▸ **GIVEN PROBLEM**
Copy out all lines carrying the word "this".

** START OF RECORDS FOR THE EXERCISE **

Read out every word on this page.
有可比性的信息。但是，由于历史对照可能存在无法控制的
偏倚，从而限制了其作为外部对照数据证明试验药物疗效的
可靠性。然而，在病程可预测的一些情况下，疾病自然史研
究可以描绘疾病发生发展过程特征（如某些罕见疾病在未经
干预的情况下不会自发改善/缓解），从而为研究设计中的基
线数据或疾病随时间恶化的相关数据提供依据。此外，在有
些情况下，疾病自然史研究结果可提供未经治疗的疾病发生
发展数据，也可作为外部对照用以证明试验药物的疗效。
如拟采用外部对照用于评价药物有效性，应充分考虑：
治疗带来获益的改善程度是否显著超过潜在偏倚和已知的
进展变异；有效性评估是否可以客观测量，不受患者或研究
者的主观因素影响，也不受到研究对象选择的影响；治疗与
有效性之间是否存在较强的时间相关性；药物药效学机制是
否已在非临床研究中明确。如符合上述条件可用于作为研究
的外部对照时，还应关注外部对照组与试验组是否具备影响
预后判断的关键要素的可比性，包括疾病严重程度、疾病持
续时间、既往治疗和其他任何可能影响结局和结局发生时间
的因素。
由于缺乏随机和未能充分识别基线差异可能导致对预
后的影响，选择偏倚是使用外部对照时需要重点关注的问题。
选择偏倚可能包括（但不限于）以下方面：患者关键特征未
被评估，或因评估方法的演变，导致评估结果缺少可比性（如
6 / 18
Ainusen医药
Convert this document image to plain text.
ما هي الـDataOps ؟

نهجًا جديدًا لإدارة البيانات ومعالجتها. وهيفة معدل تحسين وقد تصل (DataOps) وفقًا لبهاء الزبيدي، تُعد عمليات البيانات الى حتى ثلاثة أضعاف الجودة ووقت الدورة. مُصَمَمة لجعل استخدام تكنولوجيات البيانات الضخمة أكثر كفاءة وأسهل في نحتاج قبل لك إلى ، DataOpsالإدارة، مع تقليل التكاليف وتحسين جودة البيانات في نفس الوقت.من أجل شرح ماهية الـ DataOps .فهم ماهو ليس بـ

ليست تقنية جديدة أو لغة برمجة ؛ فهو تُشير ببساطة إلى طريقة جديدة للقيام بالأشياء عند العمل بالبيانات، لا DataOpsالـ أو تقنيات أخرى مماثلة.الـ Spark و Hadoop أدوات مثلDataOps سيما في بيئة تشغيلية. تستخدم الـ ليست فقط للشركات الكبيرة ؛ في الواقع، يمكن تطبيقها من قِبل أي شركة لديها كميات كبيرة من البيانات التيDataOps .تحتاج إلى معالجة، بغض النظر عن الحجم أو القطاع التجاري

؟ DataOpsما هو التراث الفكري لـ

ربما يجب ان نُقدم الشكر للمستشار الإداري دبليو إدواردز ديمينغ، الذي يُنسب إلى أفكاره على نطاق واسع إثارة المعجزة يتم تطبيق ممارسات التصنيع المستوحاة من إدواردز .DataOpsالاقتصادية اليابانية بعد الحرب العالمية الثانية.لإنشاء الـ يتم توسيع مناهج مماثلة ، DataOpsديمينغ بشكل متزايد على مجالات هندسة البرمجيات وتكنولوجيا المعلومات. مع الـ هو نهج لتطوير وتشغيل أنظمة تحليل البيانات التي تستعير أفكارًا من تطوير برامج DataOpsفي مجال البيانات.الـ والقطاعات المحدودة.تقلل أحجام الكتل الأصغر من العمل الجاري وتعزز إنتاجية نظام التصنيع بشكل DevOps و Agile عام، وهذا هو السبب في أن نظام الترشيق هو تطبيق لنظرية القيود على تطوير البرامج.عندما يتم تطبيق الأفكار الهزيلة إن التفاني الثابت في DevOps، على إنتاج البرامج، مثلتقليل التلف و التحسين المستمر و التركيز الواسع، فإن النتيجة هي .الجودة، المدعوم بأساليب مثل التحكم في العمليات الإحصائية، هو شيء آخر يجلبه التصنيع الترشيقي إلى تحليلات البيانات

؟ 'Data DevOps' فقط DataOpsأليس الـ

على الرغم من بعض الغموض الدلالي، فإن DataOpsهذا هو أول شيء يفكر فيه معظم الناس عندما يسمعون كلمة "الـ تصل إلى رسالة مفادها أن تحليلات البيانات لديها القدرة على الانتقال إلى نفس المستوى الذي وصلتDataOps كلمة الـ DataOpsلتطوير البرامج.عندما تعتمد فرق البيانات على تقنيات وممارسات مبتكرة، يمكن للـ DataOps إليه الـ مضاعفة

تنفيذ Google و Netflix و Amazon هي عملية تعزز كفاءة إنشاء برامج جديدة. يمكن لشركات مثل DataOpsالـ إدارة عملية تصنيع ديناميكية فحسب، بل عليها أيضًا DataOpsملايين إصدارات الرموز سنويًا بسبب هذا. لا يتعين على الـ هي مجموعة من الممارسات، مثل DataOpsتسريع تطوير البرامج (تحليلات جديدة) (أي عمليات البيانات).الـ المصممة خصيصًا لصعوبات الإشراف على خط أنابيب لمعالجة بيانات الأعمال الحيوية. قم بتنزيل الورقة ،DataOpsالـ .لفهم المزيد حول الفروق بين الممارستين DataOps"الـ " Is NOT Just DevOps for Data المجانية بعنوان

** END OF RECORDS FOR THE EXERCISE **

▸ **ANSWER FOR THE TASK**
Read out every word on this page.
Convert this document image to plain text.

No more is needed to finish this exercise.